▸ Aim of the exercise
Repeat the material below exactly, with no pictures.

▸ Data provided
╭──

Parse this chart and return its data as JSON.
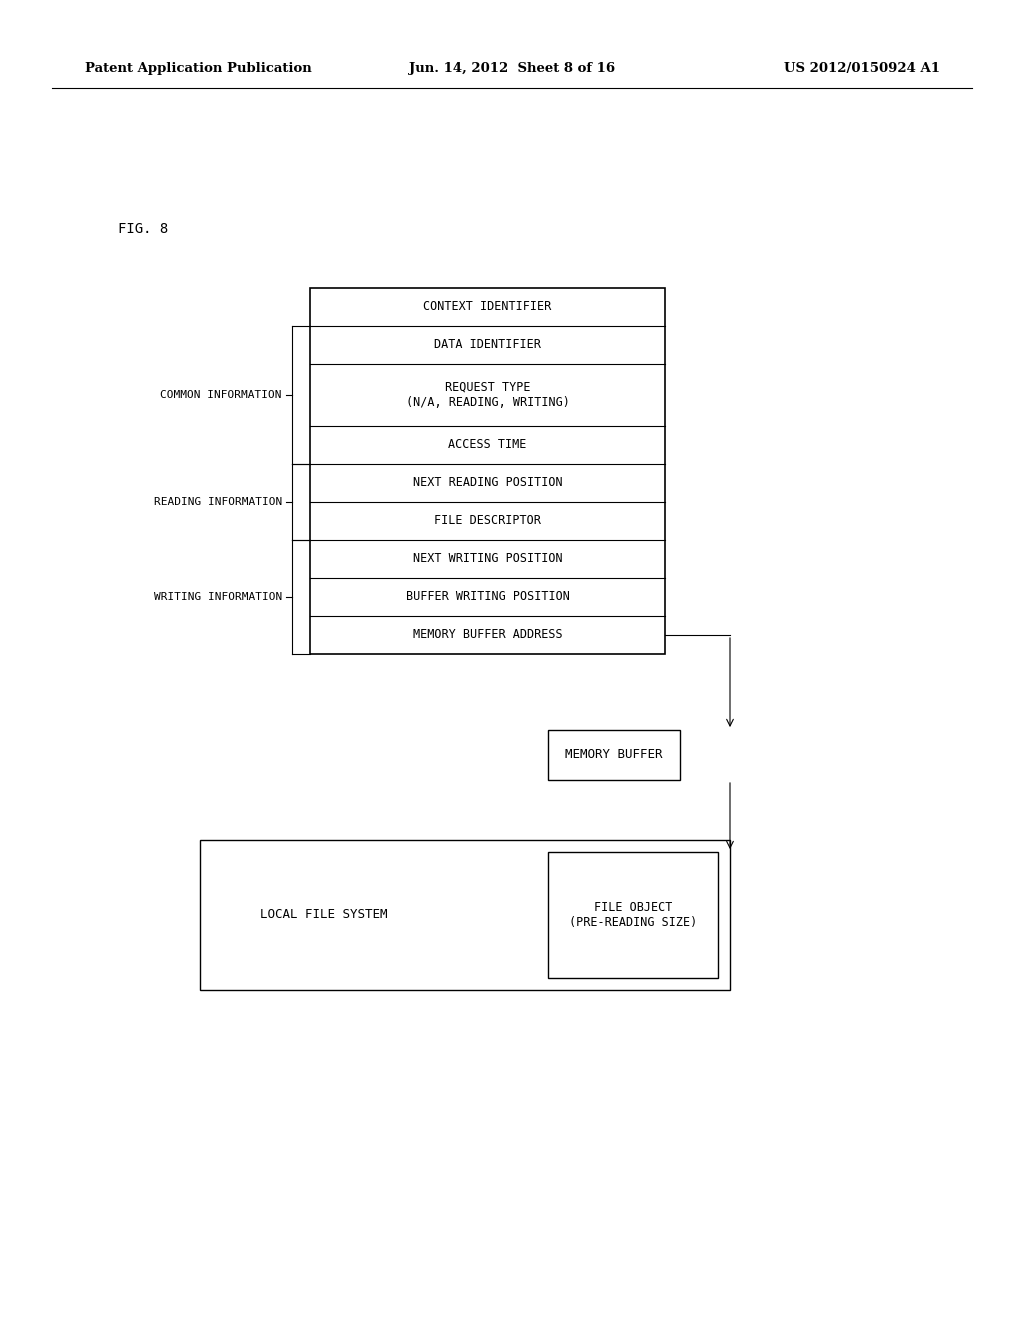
{
  "header_left": "Patent Application Publication",
  "header_center": "Jun. 14, 2012  Sheet 8 of 16",
  "header_right": "US 2012/0150924 A1",
  "fig_label": "FIG. 8",
  "bg_color": "#ffffff",
  "rows": [
    "CONTEXT IDENTIFIER",
    "DATA IDENTIFIER",
    "REQUEST TYPE\n(N/A, READING, WRITING)",
    "ACCESS TIME",
    "NEXT READING POSITION",
    "FILE DESCRIPTOR",
    "NEXT WRITING POSITION",
    "BUFFER WRITING POSITION",
    "MEMORY BUFFER ADDRESS"
  ],
  "memory_buffer_label": "MEMORY BUFFER",
  "file_object_label": "FILE OBJECT\n(PRE-READING SIZE)",
  "local_fs_label": "LOCAL FILE SYSTEM",
  "common_info_label": "COMMON INFORMATION",
  "reading_info_label": "READING INFORMATION",
  "writing_info_label": "WRITING INFORMATION"
}
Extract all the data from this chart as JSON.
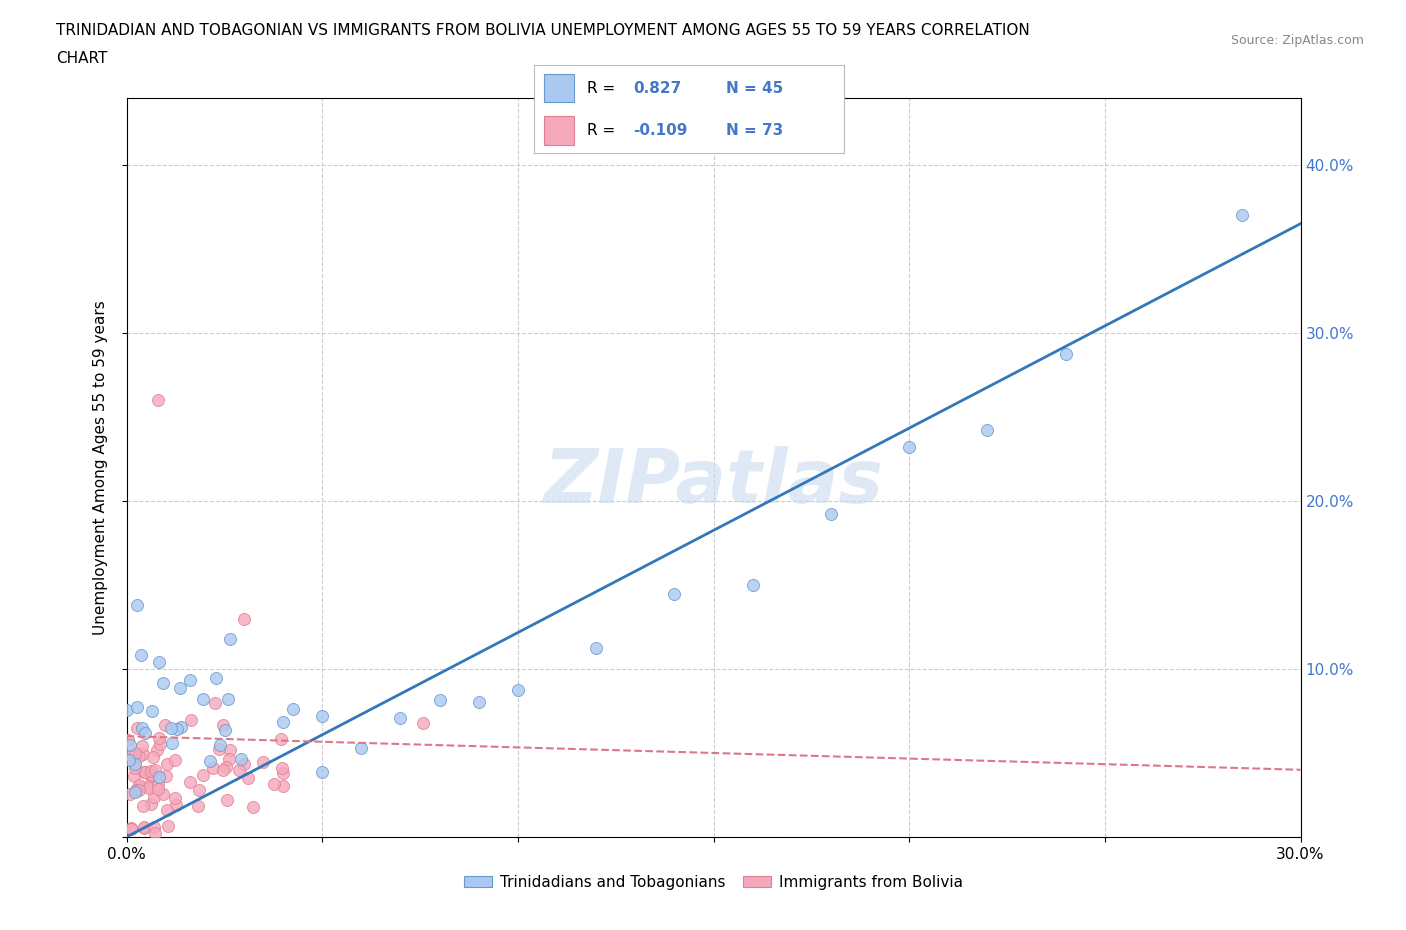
{
  "title_line1": "TRINIDADIAN AND TOBAGONIAN VS IMMIGRANTS FROM BOLIVIA UNEMPLOYMENT AMONG AGES 55 TO 59 YEARS CORRELATION",
  "title_line2": "CHART",
  "source_text": "Source: ZipAtlas.com",
  "ylabel": "Unemployment Among Ages 55 to 59 years",
  "xlim": [
    0.0,
    0.3
  ],
  "ylim": [
    0.0,
    0.44
  ],
  "r_blue": 0.827,
  "n_blue": 45,
  "r_pink": -0.109,
  "n_pink": 73,
  "blue_color": "#aac8f0",
  "pink_color": "#f5a8bc",
  "blue_edge_color": "#6699cc",
  "pink_edge_color": "#e08090",
  "blue_line_color": "#3377bb",
  "pink_line_color": "#dd7788",
  "right_tick_color": "#4477cc",
  "watermark": "ZIPatlas",
  "legend_blue_label": "Trinidadians and Tobagonians",
  "legend_pink_label": "Immigrants from Bolivia",
  "blue_line_x0": 0.0,
  "blue_line_y0": 0.0,
  "blue_line_x1": 0.3,
  "blue_line_y1": 0.365,
  "pink_line_x0": 0.0,
  "pink_line_y0": 0.06,
  "pink_line_x1": 0.3,
  "pink_line_y1": 0.04,
  "grid_color": "#cccccc",
  "bg_color": "#ffffff"
}
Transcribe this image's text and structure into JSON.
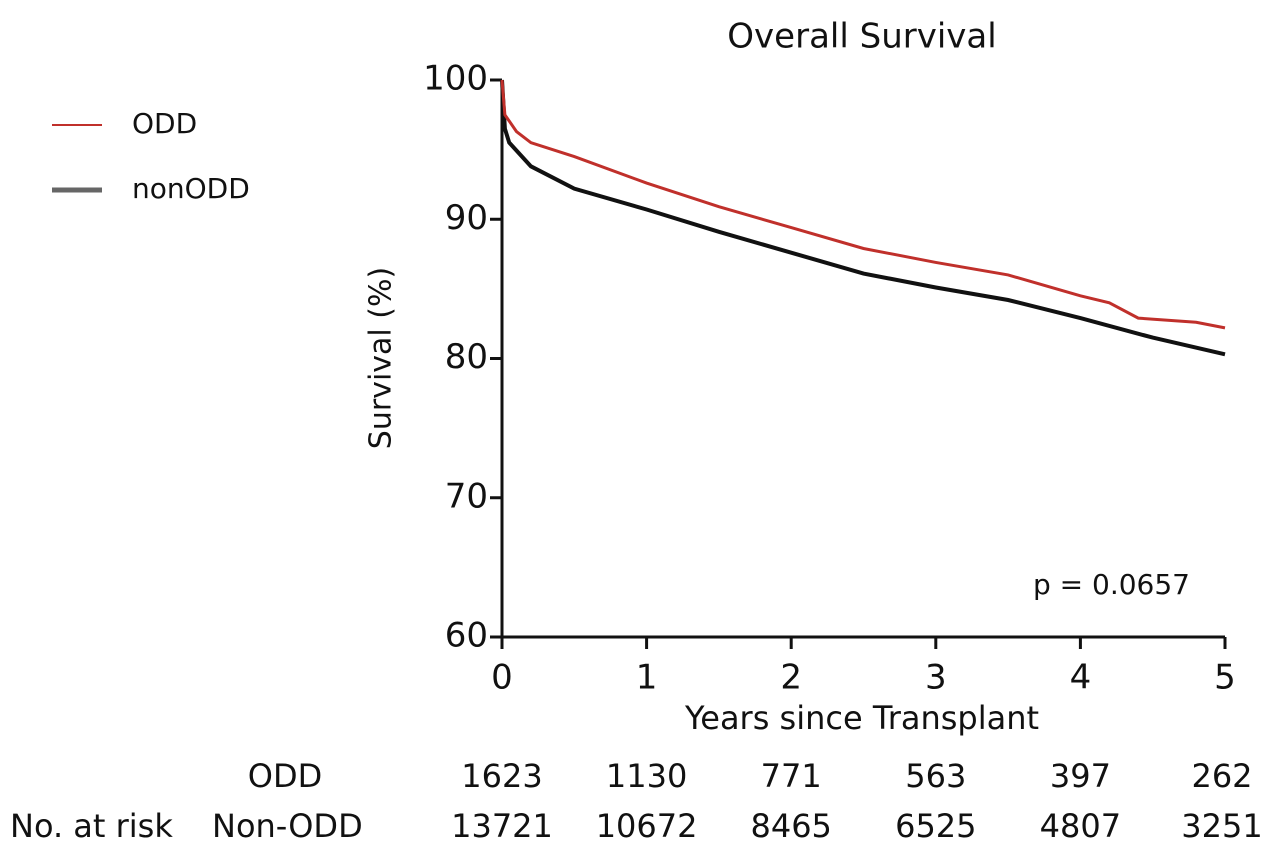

╰──

▸ Reply
Parse this chart and return its data as JSON.
{
  "header_left": "Patent Application Publication",
  "header_center": "Jun. 14, 2012  Sheet 8 of 16",
  "header_right": "US 2012/0150924 A1",
  "fig_label": "FIG. 8",
  "bg_color": "#ffffff",
  "rows": [
    "CONTEXT IDENTIFIER",
    "DATA IDENTIFIER",
    "REQUEST TYPE\n(N/A, READING, WRITING)",
    "ACCESS TIME",
    "NEXT READING POSITION",
    "FILE DESCRIPTOR",
    "NEXT WRITING POSITION",
    "BUFFER WRITING POSITION",
    "MEMORY BUFFER ADDRESS"
  ],
  "memory_buffer_label": "MEMORY BUFFER",
  "file_object_label": "FILE OBJECT\n(PRE-READING SIZE)",
  "local_fs_label": "LOCAL FILE SYSTEM",
  "common_info_label": "COMMON INFORMATION",
  "reading_info_label": "READING INFORMATION",
  "writing_info_label": "WRITING INFORMATION"
}
Extract all the data from this chart as JSON.
{
  "title_line1": "TRINIDADIAN AND TOBAGONIAN VS IMMIGRANTS FROM BOLIVIA UNEMPLOYMENT AMONG AGES 55 TO 59 YEARS CORRELATION",
  "title_line2": "CHART",
  "source_text": "Source: ZipAtlas.com",
  "ylabel": "Unemployment Among Ages 55 to 59 years",
  "xlim": [
    0.0,
    0.3
  ],
  "ylim": [
    0.0,
    0.44
  ],
  "r_blue": 0.827,
  "n_blue": 45,
  "r_pink": -0.109,
  "n_pink": 73,
  "blue_color": "#aac8f0",
  "pink_color": "#f5a8bc",
  "blue_edge_color": "#6699cc",
  "pink_edge_color": "#e08090",
  "blue_line_color": "#3377bb",
  "pink_line_color": "#dd7788",
  "right_tick_color": "#4477cc",
  "watermark": "ZIPatlas",
  "legend_blue_label": "Trinidadians and Tobagonians",
  "legend_pink_label": "Immigrants from Bolivia",
  "blue_line_x0": 0.0,
  "blue_line_y0": 0.0,
  "blue_line_x1": 0.3,
  "blue_line_y1": 0.365,
  "pink_line_x0": 0.0,
  "pink_line_y0": 0.06,
  "pink_line_x1": 0.3,
  "pink_line_y1": 0.04,
  "grid_color": "#cccccc",
  "bg_color": "#ffffff"
}
Transcribe this image's text and structure into JSON.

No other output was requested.